The request |
For each line in the data below that holds "змогли", return a copy.

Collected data
###

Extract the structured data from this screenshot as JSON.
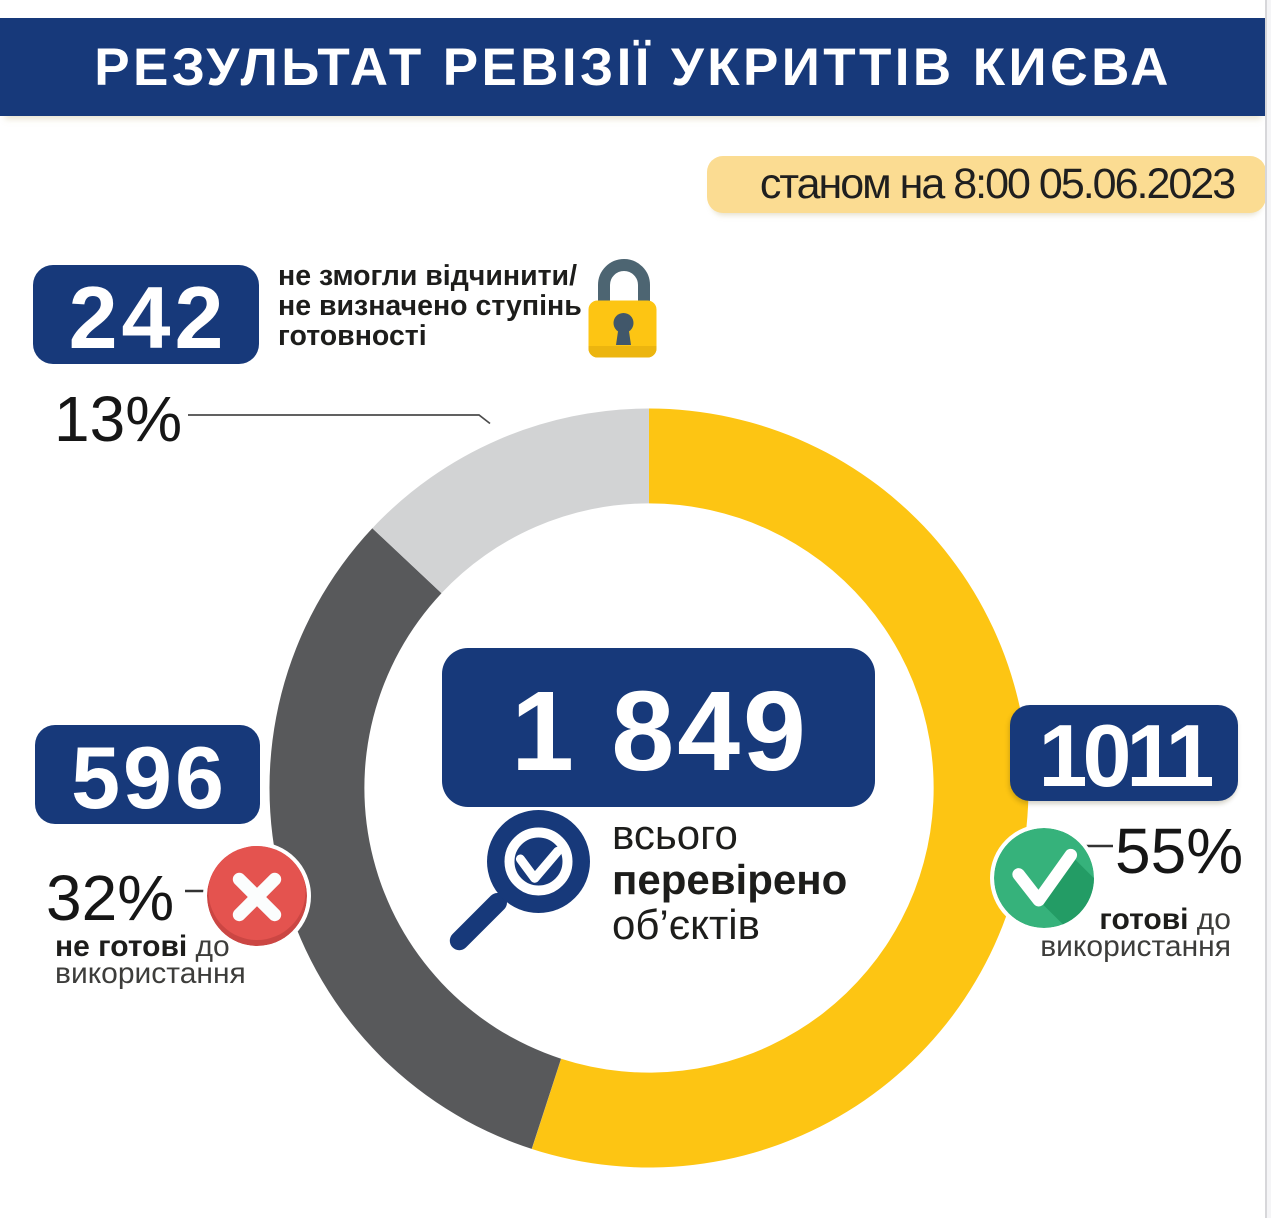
{
  "header": {
    "title": "РЕЗУЛЬТАТ РЕВІЗІЇ УКРИТТІВ КИЄВА",
    "timestamp_badge": "станом на 8:00 05.06.2023"
  },
  "center": {
    "total_value": "1 849",
    "caption_line1": "всього",
    "caption_line2": "перевірено",
    "caption_line3": "об’єктів"
  },
  "stats": {
    "locked": {
      "value": "242",
      "percent": "13%",
      "label_lines": [
        "не змогли відчинити/",
        "не визначено ступінь",
        "готовності"
      ],
      "icon": "lock-icon"
    },
    "not_ready": {
      "value": "596",
      "percent": "32%",
      "label_bold": "не готові",
      "label_rest": " до",
      "label_line2": "використання",
      "icon": "cross-icon"
    },
    "ready": {
      "value": "1011",
      "percent": "55%",
      "label_bold": "готові",
      "label_rest": " до",
      "label_line2": "використання",
      "icon": "check-icon"
    }
  },
  "colors": {
    "navy": "#17397a",
    "ring_yellow": "#fdc513",
    "badge_yellow": "#fbdc92",
    "dark_gray": "#58595b",
    "light_gray": "#d2d3d4",
    "red": "#e4534f",
    "red_shadow": "#cb4643",
    "green": "#36b27b",
    "green_shadow": "#239c65",
    "slate": "#4d6572",
    "slate_dark": "#41576a",
    "lock_yellow_shade": "#ecb50f"
  },
  "chart_data": {
    "type": "pie",
    "subtype": "donut",
    "title": "РЕЗУЛЬТАТ РЕВІЗІЇ УКРИТТІВ КИЄВА",
    "subtitle": "станом на 8:00 05.06.2023",
    "total": 1849,
    "center_label": "1 849 всього перевірено об’єктів",
    "slices": [
      {
        "label": "готові до використання",
        "value": 1011,
        "percent": 55,
        "color": "#fdc513"
      },
      {
        "label": "не готові до використання",
        "value": 596,
        "percent": 32,
        "color": "#58595b"
      },
      {
        "label": "не змогли відчинити/не визначено ступінь готовності",
        "value": 242,
        "percent": 13,
        "color": "#d2d3d4"
      }
    ],
    "start_angle_deg": 0,
    "direction": "clockwise",
    "inner_radius_ratio": 0.75,
    "legend_position": "none"
  }
}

###

In response |
        "не змогли відчинити/",
        "label": "не змогли відчинити/не визначено ступінь готовності",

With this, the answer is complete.